§ **WHAT TO DO**
Scan the entries below and report only how many lines contain "values".

§ **Records excerpted from a collection**
- - - - - - -

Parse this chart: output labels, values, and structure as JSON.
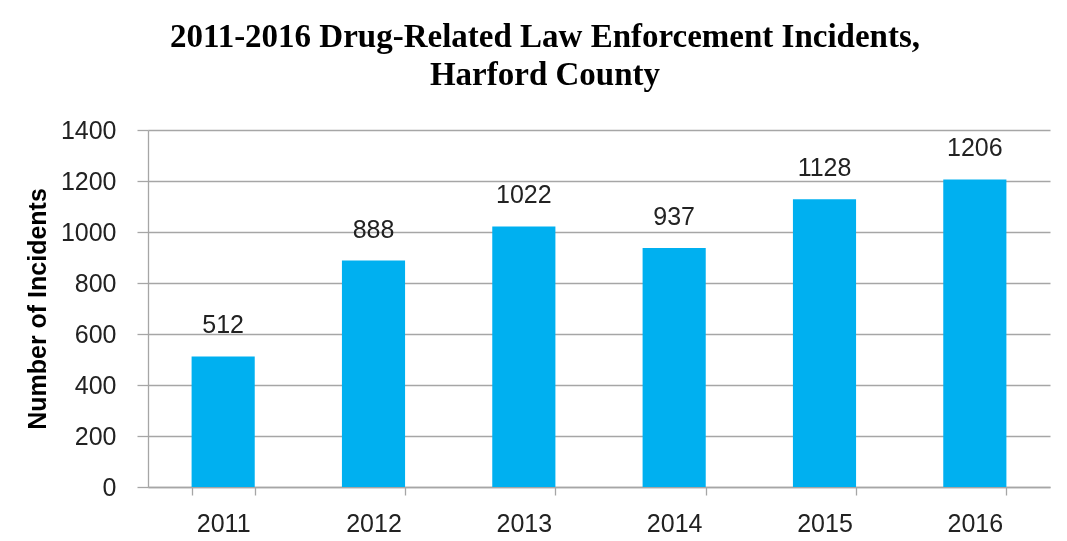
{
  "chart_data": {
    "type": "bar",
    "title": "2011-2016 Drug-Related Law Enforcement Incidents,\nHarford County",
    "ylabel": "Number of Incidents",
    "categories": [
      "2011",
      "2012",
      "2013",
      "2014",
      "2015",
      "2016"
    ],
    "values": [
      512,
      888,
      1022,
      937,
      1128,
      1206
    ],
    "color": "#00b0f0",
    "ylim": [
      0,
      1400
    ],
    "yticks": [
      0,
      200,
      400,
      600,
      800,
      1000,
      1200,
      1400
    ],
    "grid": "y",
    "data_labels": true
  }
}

- - - - - - -

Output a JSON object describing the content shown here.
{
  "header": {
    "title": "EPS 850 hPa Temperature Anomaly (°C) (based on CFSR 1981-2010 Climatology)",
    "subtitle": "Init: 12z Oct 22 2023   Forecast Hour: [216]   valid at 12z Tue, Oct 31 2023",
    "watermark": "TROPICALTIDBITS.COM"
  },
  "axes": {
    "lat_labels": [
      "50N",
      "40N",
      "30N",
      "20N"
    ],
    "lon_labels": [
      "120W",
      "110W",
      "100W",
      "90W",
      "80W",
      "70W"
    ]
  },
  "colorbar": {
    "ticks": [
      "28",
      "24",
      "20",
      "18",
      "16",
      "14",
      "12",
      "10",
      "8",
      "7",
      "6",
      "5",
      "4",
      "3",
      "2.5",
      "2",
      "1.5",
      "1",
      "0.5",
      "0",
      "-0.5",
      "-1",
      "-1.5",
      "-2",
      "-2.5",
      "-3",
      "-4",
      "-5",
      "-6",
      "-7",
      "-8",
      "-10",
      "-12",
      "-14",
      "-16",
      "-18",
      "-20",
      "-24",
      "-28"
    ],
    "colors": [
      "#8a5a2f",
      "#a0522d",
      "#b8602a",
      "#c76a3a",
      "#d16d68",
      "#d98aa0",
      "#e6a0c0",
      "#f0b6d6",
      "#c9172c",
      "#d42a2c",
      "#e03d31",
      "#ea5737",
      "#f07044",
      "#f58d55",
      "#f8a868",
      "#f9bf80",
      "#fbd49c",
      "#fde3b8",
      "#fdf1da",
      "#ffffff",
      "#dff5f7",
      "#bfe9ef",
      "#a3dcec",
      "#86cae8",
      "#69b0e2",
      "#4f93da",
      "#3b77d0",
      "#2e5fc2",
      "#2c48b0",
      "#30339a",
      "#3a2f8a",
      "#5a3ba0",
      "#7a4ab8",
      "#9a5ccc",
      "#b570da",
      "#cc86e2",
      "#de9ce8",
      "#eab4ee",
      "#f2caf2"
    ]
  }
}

- - - - - - -

§ **WRITTEN RESPONSE**
2